YOUR OBJECTIVE: Please determine how many lines of the material include the word "pour", and respond with nothing but that number.

DATASET ROWS:
- - -
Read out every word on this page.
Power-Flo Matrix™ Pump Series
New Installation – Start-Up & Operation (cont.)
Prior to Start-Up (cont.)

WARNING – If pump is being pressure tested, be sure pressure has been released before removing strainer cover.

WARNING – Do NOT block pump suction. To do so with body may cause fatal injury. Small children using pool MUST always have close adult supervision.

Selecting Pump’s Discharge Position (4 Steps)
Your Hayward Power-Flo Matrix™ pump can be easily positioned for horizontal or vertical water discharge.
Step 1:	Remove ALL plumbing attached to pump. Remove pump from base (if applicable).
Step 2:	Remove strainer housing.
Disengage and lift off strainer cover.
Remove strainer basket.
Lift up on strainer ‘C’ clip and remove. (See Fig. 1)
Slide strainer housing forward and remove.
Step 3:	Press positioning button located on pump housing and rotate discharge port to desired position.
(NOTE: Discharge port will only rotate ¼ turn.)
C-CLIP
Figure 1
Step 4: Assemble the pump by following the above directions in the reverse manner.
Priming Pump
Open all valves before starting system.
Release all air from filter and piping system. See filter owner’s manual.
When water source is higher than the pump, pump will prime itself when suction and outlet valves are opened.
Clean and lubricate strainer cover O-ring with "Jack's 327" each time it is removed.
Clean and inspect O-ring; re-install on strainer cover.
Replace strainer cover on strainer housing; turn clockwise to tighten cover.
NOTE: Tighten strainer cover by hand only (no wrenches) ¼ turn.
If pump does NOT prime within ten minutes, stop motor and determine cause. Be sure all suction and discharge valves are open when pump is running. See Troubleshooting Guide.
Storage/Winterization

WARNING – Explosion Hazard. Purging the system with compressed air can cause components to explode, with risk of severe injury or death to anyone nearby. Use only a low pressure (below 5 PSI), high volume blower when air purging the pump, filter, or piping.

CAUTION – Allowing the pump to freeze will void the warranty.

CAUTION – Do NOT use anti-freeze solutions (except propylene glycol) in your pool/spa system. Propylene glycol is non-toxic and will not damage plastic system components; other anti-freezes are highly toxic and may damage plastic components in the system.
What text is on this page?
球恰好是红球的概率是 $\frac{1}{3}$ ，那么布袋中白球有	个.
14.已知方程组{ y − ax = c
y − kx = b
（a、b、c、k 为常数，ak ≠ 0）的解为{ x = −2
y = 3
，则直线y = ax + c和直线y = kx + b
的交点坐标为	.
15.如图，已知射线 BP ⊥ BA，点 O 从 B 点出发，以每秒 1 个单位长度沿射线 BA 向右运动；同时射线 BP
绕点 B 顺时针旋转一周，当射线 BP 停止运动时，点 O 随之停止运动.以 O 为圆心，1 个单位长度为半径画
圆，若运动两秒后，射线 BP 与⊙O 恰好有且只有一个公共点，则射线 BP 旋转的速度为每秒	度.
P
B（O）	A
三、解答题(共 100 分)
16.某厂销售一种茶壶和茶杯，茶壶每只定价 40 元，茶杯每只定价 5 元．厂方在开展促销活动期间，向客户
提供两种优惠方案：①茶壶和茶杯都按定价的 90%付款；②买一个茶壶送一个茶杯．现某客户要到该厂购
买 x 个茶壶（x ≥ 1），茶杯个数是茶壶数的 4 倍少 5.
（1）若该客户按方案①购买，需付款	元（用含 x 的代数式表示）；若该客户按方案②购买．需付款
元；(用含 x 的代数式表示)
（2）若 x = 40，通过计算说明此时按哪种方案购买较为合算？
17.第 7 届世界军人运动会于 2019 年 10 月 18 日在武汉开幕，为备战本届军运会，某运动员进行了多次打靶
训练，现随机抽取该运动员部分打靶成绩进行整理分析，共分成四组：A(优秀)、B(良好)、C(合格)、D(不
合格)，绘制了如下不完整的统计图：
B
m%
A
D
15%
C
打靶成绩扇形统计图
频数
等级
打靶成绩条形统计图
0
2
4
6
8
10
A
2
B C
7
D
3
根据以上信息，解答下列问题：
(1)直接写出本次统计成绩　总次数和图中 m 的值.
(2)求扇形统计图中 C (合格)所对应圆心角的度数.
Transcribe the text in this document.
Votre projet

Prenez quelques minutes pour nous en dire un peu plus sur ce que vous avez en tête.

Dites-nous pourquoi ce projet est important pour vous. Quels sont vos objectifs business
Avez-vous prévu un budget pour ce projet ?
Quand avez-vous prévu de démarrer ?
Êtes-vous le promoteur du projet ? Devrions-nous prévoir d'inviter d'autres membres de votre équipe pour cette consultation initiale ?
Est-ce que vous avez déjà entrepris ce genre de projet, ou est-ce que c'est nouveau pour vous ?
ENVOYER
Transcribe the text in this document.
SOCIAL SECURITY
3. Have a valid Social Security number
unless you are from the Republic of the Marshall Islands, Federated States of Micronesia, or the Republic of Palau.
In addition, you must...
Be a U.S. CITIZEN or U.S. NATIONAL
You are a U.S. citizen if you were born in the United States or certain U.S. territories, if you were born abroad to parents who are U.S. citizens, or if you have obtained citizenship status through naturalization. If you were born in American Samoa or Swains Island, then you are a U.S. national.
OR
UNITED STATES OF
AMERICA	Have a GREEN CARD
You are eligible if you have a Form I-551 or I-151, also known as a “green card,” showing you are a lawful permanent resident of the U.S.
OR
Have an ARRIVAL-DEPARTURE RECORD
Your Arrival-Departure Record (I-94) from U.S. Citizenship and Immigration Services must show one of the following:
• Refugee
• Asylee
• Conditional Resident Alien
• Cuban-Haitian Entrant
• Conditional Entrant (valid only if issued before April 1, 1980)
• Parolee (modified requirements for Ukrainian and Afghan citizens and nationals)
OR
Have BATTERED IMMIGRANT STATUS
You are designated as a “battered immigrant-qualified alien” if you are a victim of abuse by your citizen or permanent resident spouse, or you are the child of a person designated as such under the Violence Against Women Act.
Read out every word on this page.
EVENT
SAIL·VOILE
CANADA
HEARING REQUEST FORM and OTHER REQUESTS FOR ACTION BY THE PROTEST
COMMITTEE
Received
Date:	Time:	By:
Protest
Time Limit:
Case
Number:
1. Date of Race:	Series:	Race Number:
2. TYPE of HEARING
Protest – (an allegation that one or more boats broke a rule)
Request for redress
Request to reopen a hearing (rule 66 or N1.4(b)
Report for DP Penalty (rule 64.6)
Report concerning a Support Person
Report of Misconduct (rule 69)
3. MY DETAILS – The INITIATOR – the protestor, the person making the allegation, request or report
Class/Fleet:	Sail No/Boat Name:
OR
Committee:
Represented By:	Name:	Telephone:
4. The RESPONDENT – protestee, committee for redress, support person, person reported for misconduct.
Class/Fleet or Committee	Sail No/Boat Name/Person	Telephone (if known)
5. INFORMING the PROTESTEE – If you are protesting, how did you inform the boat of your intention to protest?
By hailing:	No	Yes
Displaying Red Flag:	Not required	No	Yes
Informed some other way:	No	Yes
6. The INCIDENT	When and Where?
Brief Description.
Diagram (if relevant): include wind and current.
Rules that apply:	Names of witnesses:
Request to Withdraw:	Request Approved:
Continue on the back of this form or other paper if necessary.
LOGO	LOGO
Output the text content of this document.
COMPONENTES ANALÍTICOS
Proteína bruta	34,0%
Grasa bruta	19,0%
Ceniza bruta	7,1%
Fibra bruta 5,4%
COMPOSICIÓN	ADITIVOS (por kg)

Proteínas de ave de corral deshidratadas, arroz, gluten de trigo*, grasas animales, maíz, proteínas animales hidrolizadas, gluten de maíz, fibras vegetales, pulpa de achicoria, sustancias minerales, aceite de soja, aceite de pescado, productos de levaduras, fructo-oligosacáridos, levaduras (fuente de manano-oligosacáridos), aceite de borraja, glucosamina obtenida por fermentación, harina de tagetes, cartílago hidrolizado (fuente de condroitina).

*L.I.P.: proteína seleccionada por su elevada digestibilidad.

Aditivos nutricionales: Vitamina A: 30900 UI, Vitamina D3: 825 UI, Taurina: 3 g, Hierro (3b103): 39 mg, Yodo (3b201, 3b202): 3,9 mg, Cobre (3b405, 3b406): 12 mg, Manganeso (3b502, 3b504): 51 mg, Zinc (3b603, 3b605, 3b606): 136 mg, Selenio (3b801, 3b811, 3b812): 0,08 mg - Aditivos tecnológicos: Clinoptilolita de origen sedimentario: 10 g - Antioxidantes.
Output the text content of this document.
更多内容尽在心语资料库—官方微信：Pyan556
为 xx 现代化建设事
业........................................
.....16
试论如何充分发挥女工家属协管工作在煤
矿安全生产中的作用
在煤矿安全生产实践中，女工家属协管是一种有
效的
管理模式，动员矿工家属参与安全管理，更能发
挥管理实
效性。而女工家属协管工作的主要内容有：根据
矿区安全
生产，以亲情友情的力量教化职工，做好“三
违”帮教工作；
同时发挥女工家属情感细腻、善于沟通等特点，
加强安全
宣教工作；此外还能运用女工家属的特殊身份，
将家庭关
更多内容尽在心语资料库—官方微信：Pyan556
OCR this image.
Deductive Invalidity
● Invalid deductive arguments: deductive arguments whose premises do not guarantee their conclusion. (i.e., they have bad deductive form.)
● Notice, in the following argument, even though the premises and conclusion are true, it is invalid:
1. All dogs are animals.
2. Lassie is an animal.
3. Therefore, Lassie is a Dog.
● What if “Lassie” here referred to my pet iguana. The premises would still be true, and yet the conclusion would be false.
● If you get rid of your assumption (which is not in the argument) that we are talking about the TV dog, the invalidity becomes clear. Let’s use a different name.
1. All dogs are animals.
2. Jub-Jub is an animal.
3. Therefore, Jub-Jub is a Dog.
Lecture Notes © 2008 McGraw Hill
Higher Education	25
- - -
PROBLEM SOLUTION: 5